Quote all lines below exactly. Images stay out.

* Begin DATASET EXTRACT *

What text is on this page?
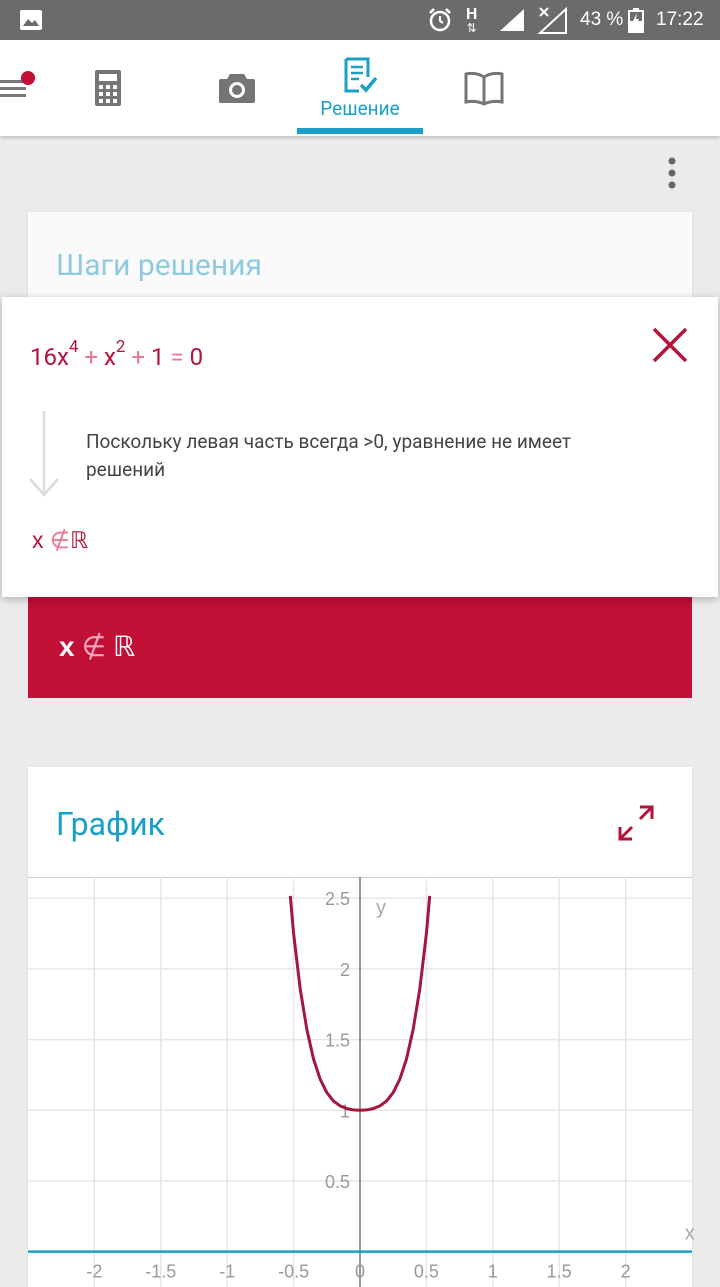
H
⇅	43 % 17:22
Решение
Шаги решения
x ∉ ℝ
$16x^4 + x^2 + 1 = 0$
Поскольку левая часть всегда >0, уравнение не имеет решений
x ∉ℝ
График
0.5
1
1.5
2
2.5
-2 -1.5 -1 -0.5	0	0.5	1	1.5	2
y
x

* End DATASET EXTRACT *

*RIGHT ANSWER*
What text is on this page?
H
⇅	43 % 17:22
Решение
Шаги решения
x ∉ ℝ
$16x^4 + x^2 + 1 = 0$
Поскольку левая часть всегда >0, уравнение не имеет решений
x ∉ℝ
График
0.5
1
1.5
2
2.5
-2 -1.5 -1 -0.5	0	0.5	1	1.5	2
y
x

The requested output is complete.